What to work on —
Take every line that has the string "color" and copy it out.
⟨
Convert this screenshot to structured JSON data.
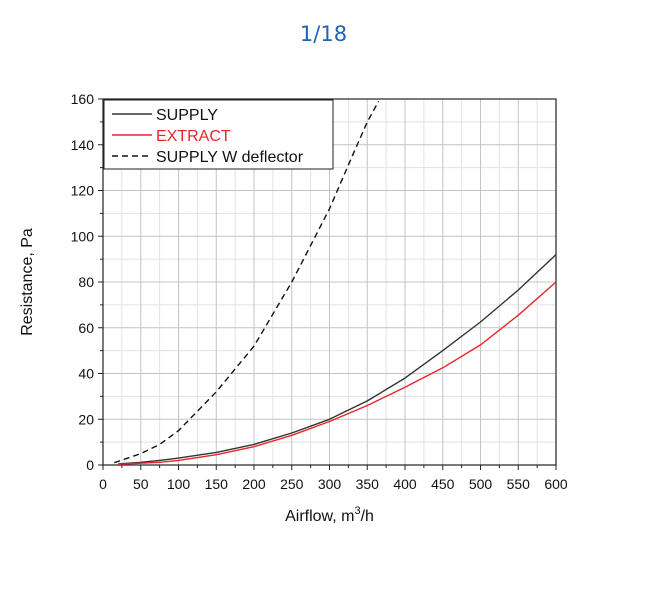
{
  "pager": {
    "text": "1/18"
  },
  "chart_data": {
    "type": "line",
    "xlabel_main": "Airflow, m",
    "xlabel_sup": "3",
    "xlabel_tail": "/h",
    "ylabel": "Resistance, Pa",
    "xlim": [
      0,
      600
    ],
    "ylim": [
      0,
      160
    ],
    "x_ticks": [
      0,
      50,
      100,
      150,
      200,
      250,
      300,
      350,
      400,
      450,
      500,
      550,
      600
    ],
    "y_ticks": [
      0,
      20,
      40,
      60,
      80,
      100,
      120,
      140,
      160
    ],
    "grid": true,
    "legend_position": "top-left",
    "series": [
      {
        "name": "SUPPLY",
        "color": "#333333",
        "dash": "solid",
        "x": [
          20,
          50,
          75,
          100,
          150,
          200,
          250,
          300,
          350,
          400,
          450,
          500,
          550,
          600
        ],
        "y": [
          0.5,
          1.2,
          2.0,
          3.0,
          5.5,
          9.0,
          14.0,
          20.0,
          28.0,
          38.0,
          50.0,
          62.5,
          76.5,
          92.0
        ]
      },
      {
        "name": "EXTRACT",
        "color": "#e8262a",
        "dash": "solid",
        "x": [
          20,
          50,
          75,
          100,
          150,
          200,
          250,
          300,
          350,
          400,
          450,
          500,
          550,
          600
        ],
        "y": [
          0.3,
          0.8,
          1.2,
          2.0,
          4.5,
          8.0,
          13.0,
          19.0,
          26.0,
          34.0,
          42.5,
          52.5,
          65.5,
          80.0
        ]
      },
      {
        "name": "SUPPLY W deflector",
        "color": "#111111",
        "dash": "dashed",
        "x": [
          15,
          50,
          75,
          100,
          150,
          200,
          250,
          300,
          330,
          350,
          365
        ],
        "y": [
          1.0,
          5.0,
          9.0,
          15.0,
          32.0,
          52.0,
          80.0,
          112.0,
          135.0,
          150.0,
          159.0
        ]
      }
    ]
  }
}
⟩
Full output —
        "color": "#333333",
        "color": "#e8262a",
        "color": "#111111",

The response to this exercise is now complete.